— Start of Data supplied —

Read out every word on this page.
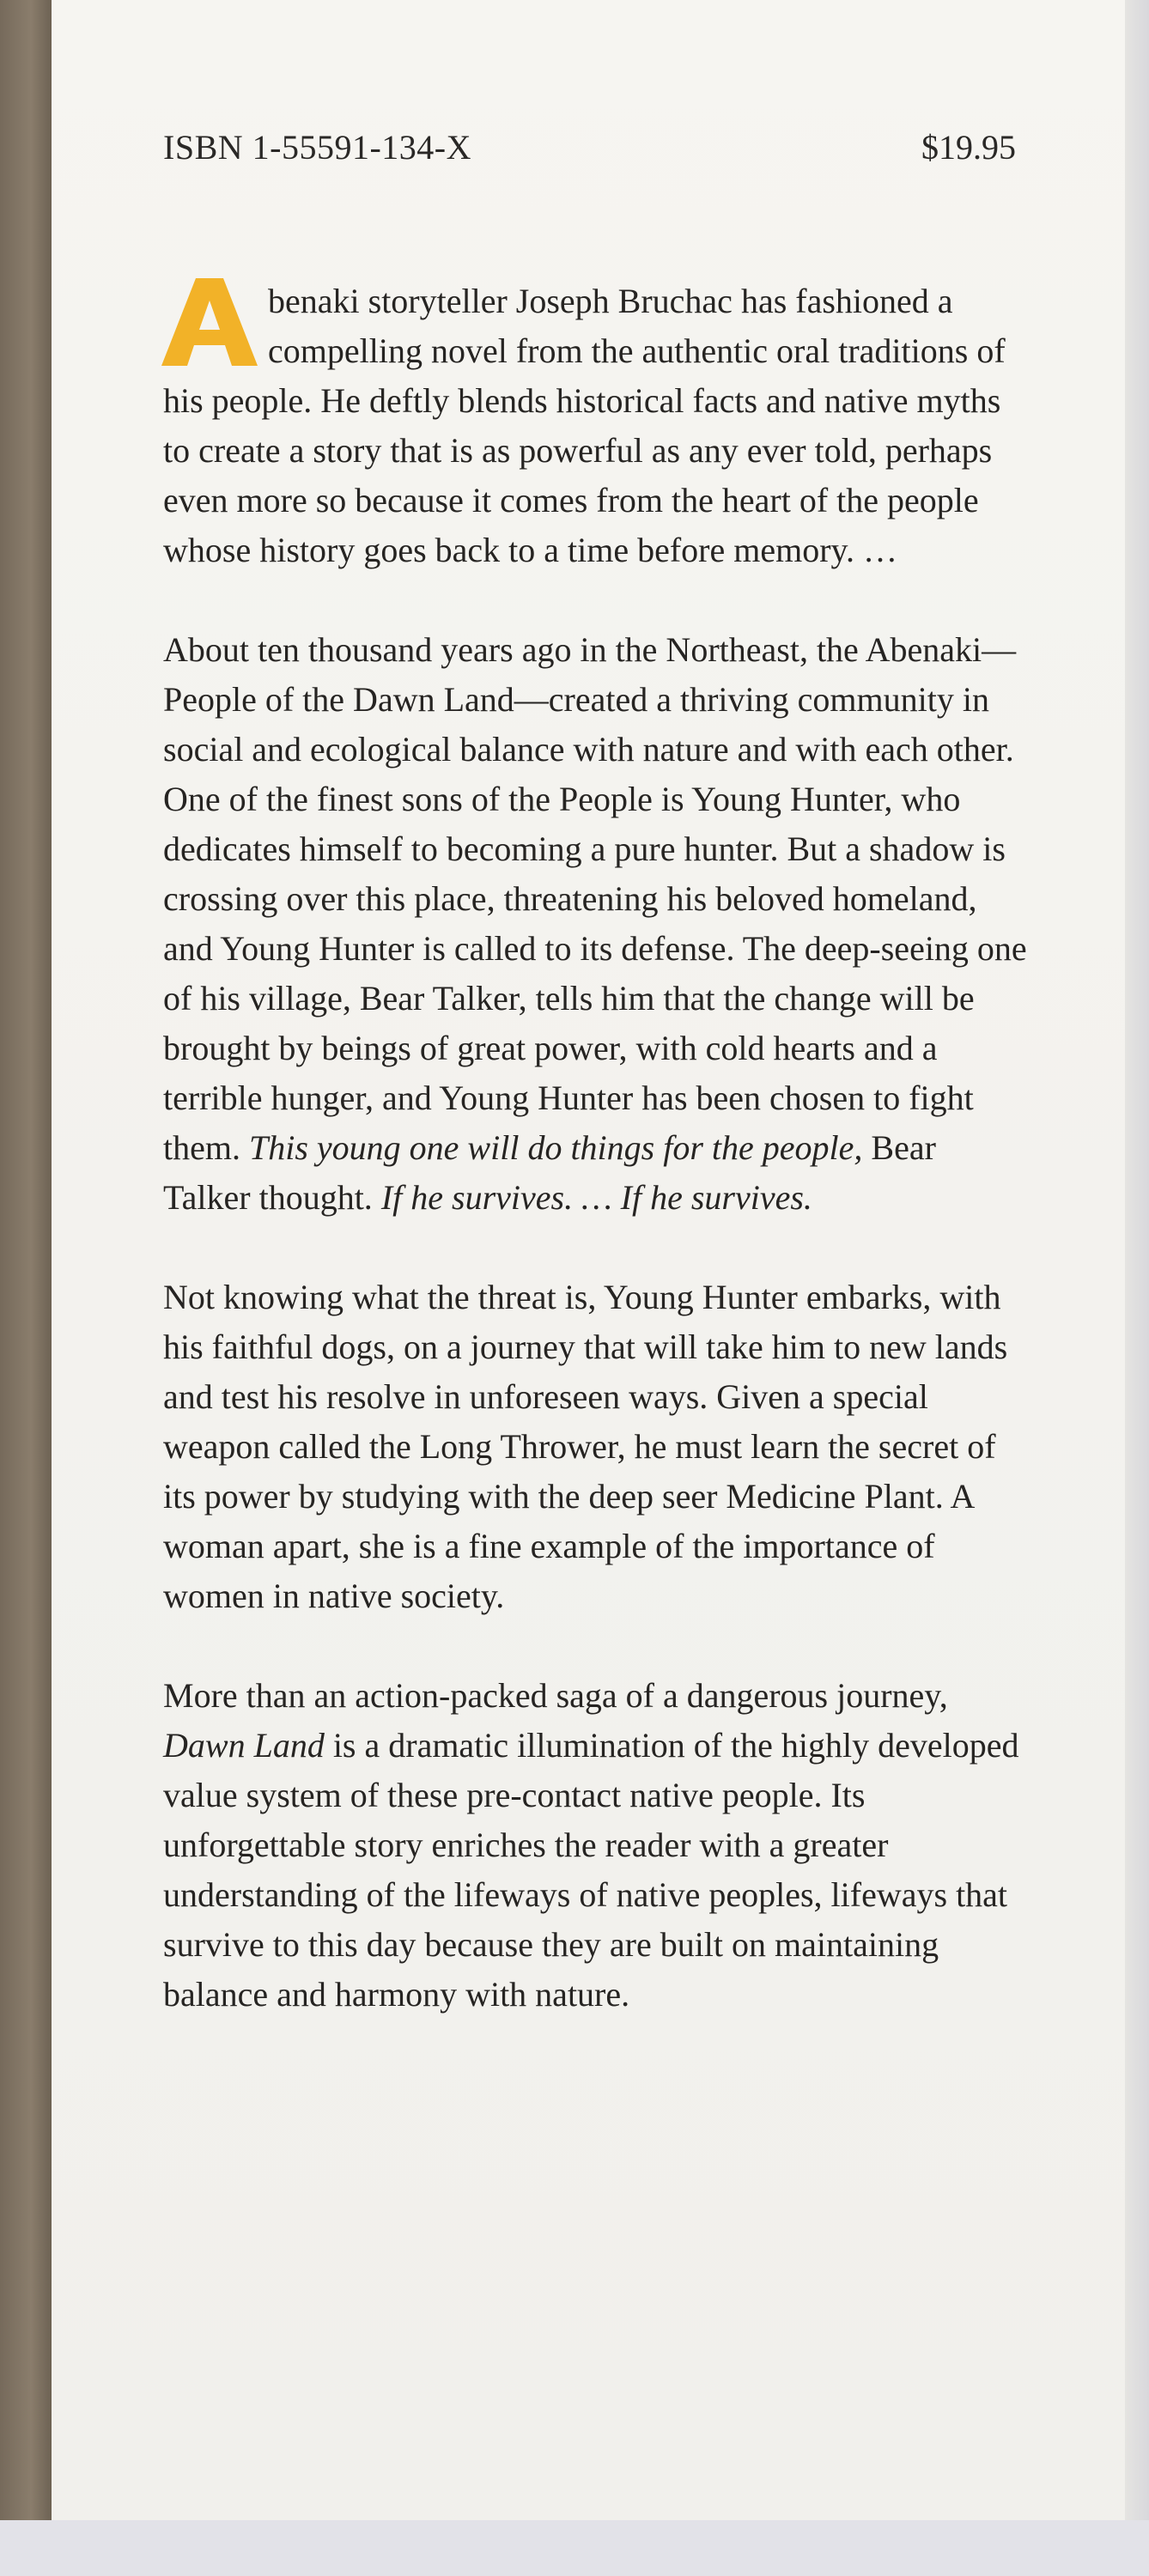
ISBN 1-55591-134-X	$19.95

benaki storyteller Joseph Bruchac has fashioned a compelling novel from the authentic oral traditions of his people. He deftly blends historical facts and native myths to create a story that is as powerful as any ever told, perhaps even more so because it comes from the heart of the people whose history goes back to a time before memory. …

About ten thousand years ago in the Northeast, the Abenaki—People of the Dawn Land—created a thriving community in social and ecological balance with nature and with each other. One of the finest sons of the People is Young Hunter, who dedicates himself to becoming a pure hunter. But a shadow is crossing over this place, threatening his beloved homeland, and Young Hunter is called to its defense. The deep-seeing one of his village, Bear Talker, tells him that the change will be brought by beings of great power, with cold hearts and a terrible hunger, and Young Hunter has been chosen to fight them. This young one will do things for the people, Bear Talker thought. If he survives. … If he survives.

Not knowing what the threat is, Young Hunter embarks, with his faithful dogs, on a journey that will take him to new lands and test his resolve in unforeseen ways. Given a special weapon called the Long Thrower, he must learn the secret of its power by studying with the deep seer Medicine Plant. A woman apart, she is a fine example of the importance of women in native society.

More than an action-packed saga of a dangerous journey, Dawn Land is a dramatic illumination of the highly developed value system of these pre-contact native people. Its unforgettable story enriches the reader with a greater understanding of the lifeways of native peoples, lifeways that survive to this day because they are built on maintaining balance and harmony with nature.
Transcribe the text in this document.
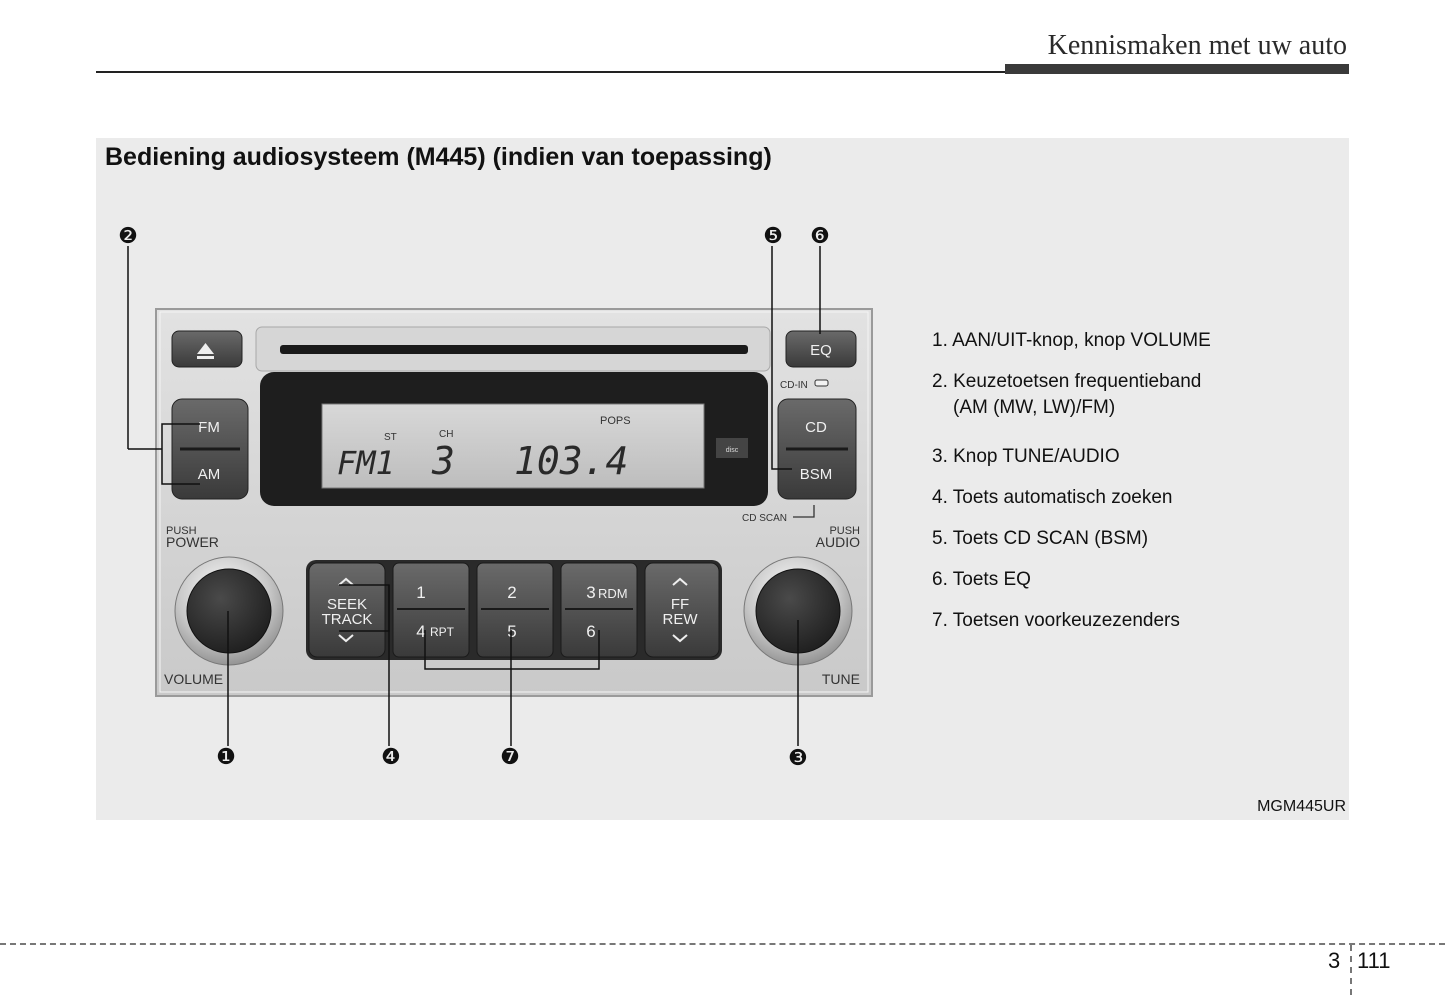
Kennismaken met uw auto
Bediening audiosysteem (M445) (indien van toepassing)
MGM445UR
EQ
CD-IN
FM
AM
CD
BSM
CD SCAN
ST	CH
POPS
FM1 3 103.4	disc
PUSH
POWER
PUSH
AUDIO
VOLUME	TUNE
SEEK
TRACK
1
4 RPT
2
5
3 RDM
6
FF
REW
❷	❺ ❻
❶	❹	❼	❸
1. AAN/UIT-knop, knop VOLUME
2. Keuzetoetsen frequentieband
(AM (MW, LW)/FM)
3. Knop TUNE/AUDIO
4. Toets automatisch zoeken
5. Toets CD SCAN (BSM)
6. Toets EQ
7. Toetsen voorkeuzezenders
3 111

— End of Data supplied —

◆ **Instructions for the task**
Quote the data above in full and without alteration; skip the pictures.

◆ **Task answer**
Read out every word on this page.
ISBN 1-55591-134-X	$19.95

benaki storyteller Joseph Bruchac has fashioned a compelling novel from the authentic oral traditions of his people. He deftly blends historical facts and native myths to create a story that is as powerful as any ever told, perhaps even more so because it comes from the heart of the people whose history goes back to a time before memory. …

About ten thousand years ago in the Northeast, the Abenaki—People of the Dawn Land—created a thriving community in social and ecological balance with nature and with each other. One of the finest sons of the People is Young Hunter, who dedicates himself to becoming a pure hunter. But a shadow is crossing over this place, threatening his beloved homeland, and Young Hunter is called to its defense. The deep-seeing one of his village, Bear Talker, tells him that the change will be brought by beings of great power, with cold hearts and a terrible hunger, and Young Hunter has been chosen to fight them. This young one will do things for the people, Bear Talker thought. If he survives. … If he survives.

Not knowing what the threat is, Young Hunter embarks, with his faithful dogs, on a journey that will take him to new lands and test his resolve in unforeseen ways. Given a special weapon called the Long Thrower, he must learn the secret of its power by studying with the deep seer Medicine Plant. A woman apart, she is a fine example of the importance of women in native society.

More than an action-packed saga of a dangerous journey, Dawn Land is a dramatic illumination of the highly developed value system of these pre-contact native people. Its unforgettable story enriches the reader with a greater understanding of the lifeways of native peoples, lifeways that survive to this day because they are built on maintaining balance and harmony with nature.
Transcribe the text in this document.
Kennismaken met uw auto
Bediening audiosysteem (M445) (indien van toepassing)
MGM445UR
EQ
CD-IN
FM
AM
CD
BSM
CD SCAN
ST	CH
POPS
FM1 3 103.4	disc
PUSH
POWER
PUSH
AUDIO
VOLUME	TUNE
SEEK
TRACK
1
4 RPT
2
5
3 RDM
6
FF
REW
❷	❺ ❻
❶	❹	❼	❸
1. AAN/UIT-knop, knop VOLUME
2. Keuzetoetsen frequentieband
(AM (MW, LW)/FM)
3. Knop TUNE/AUDIO
4. Toets automatisch zoeken
5. Toets CD SCAN (BSM)
6. Toets EQ
7. Toetsen voorkeuzezenders
3 111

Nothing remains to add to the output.